◆ To do:
Give the entries again, word for word.
::::::::::
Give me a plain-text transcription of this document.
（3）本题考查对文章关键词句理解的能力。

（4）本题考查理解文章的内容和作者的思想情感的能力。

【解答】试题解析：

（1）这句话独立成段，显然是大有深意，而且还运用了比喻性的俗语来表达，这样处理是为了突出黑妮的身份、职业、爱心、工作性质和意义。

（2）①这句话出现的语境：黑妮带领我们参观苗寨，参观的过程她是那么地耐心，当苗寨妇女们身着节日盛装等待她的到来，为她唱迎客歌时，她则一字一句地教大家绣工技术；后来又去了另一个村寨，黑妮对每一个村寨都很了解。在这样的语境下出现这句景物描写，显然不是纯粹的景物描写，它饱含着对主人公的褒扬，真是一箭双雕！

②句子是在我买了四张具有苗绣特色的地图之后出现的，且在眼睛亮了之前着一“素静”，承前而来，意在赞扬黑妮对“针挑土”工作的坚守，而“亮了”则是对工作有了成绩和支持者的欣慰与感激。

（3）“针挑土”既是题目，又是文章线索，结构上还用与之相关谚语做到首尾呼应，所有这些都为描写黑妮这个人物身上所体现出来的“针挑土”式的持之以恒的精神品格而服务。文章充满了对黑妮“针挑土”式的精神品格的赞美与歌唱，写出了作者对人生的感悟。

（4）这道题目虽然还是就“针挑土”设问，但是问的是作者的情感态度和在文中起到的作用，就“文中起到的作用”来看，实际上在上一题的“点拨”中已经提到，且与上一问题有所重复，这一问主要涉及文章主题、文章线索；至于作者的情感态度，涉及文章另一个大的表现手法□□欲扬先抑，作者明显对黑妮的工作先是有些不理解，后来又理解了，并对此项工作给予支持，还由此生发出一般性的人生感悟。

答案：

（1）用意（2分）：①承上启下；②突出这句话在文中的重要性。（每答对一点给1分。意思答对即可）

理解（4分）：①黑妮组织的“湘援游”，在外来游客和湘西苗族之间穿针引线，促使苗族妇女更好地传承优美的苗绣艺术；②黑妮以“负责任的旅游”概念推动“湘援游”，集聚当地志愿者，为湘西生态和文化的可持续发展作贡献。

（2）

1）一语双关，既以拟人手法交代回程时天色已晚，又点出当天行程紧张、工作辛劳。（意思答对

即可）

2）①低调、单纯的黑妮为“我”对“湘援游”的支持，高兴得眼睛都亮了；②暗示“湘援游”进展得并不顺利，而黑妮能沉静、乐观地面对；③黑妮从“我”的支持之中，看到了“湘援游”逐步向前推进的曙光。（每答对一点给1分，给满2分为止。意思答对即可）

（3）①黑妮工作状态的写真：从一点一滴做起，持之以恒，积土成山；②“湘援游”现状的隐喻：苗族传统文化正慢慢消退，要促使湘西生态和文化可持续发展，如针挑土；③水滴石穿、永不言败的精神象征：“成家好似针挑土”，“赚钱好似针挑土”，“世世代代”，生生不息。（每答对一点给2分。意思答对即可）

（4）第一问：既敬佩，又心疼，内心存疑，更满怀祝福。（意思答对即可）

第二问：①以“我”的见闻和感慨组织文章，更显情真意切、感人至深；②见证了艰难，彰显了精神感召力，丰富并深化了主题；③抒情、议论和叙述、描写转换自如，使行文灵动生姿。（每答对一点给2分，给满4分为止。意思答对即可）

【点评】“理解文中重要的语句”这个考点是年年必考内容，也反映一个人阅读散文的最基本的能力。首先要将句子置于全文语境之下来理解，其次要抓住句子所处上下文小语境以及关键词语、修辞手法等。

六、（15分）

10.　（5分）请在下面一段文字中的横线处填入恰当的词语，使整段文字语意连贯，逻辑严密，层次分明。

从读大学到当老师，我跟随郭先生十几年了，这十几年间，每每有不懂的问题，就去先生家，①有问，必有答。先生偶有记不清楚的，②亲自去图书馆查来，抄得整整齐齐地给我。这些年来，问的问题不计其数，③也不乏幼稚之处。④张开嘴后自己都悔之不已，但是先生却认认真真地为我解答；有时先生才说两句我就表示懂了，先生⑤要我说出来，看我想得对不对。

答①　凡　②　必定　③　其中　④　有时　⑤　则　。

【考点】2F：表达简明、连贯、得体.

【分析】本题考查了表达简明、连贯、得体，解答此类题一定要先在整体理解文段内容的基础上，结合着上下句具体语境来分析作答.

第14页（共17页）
::::::::::
◆ Task solution:
Give me a plain-text transcription of this document.
（3）本题考查对文章关键词句理解的能力。

（4）本题考查理解文章的内容和作者的思想情感的能力。

【解答】试题解析：

（1）这句话独立成段，显然是大有深意，而且还运用了比喻性的俗语来表达，这样处理是为了突出黑妮的身份、职业、爱心、工作性质和意义。

（2）①这句话出现的语境：黑妮带领我们参观苗寨，参观的过程她是那么地耐心，当苗寨妇女们身着节日盛装等待她的到来，为她唱迎客歌时，她则一字一句地教大家绣工技术；后来又去了另一个村寨，黑妮对每一个村寨都很了解。在这样的语境下出现这句景物描写，显然不是纯粹的景物描写，它饱含着对主人公的褒扬，真是一箭双雕！

②句子是在我买了四张具有苗绣特色的地图之后出现的，且在眼睛亮了之前着一“素静”，承前而来，意在赞扬黑妮对“针挑土”工作的坚守，而“亮了”则是对工作有了成绩和支持者的欣慰与感激。

（3）“针挑土”既是题目，又是文章线索，结构上还用与之相关谚语做到首尾呼应，所有这些都为描写黑妮这个人物身上所体现出来的“针挑土”式的持之以恒的精神品格而服务。文章充满了对黑妮“针挑土”式的精神品格的赞美与歌唱，写出了作者对人生的感悟。

（4）这道题目虽然还是就“针挑土”设问，但是问的是作者的情感态度和在文中起到的作用，就“文中起到的作用”来看，实际上在上一题的“点拨”中已经提到，且与上一问题有所重复，这一问主要涉及文章主题、文章线索；至于作者的情感态度，涉及文章另一个大的表现手法□□欲扬先抑，作者明显对黑妮的工作先是有些不理解，后来又理解了，并对此项工作给予支持，还由此生发出一般性的人生感悟。

答案：

（1）用意（2分）：①承上启下；②突出这句话在文中的重要性。（每答对一点给1分。意思答对即可）

理解（4分）：①黑妮组织的“湘援游”，在外来游客和湘西苗族之间穿针引线，促使苗族妇女更好地传承优美的苗绣艺术；②黑妮以“负责任的旅游”概念推动“湘援游”，集聚当地志愿者，为湘西生态和文化的可持续发展作贡献。

（2）

1）一语双关，既以拟人手法交代回程时天色已晚，又点出当天行程紧张、工作辛劳。（意思答对

即可）

2）①低调、单纯的黑妮为“我”对“湘援游”的支持，高兴得眼睛都亮了；②暗示“湘援游”进展得并不顺利，而黑妮能沉静、乐观地面对；③黑妮从“我”的支持之中，看到了“湘援游”逐步向前推进的曙光。（每答对一点给1分，给满2分为止。意思答对即可）

（3）①黑妮工作状态的写真：从一点一滴做起，持之以恒，积土成山；②“湘援游”现状的隐喻：苗族传统文化正慢慢消退，要促使湘西生态和文化可持续发展，如针挑土；③水滴石穿、永不言败的精神象征：“成家好似针挑土”，“赚钱好似针挑土”，“世世代代”，生生不息。（每答对一点给2分。意思答对即可）

（4）第一问：既敬佩，又心疼，内心存疑，更满怀祝福。（意思答对即可）

第二问：①以“我”的见闻和感慨组织文章，更显情真意切、感人至深；②见证了艰难，彰显了精神感召力，丰富并深化了主题；③抒情、议论和叙述、描写转换自如，使行文灵动生姿。（每答对一点给2分，给满4分为止。意思答对即可）

【点评】“理解文中重要的语句”这个考点是年年必考内容，也反映一个人阅读散文的最基本的能力。首先要将句子置于全文语境之下来理解，其次要抓住句子所处上下文小语境以及关键词语、修辞手法等。

六、（15分）

10.　（5分）请在下面一段文字中的横线处填入恰当的词语，使整段文字语意连贯，逻辑严密，层次分明。

从读大学到当老师，我跟随郭先生十几年了，这十几年间，每每有不懂的问题，就去先生家，①有问，必有答。先生偶有记不清楚的，②亲自去图书馆查来，抄得整整齐齐地给我。这些年来，问的问题不计其数，③也不乏幼稚之处。④张开嘴后自己都悔之不已，但是先生却认认真真地为我解答；有时先生才说两句我就表示懂了，先生⑤要我说出来，看我想得对不对。

答①　凡　②　必定　③　其中　④　有时　⑤　则　。

【考点】2F：表达简明、连贯、得体.

【分析】本题考查了表达简明、连贯、得体，解答此类题一定要先在整体理解文段内容的基础上，结合着上下句具体语境来分析作答.

第14页（共17页）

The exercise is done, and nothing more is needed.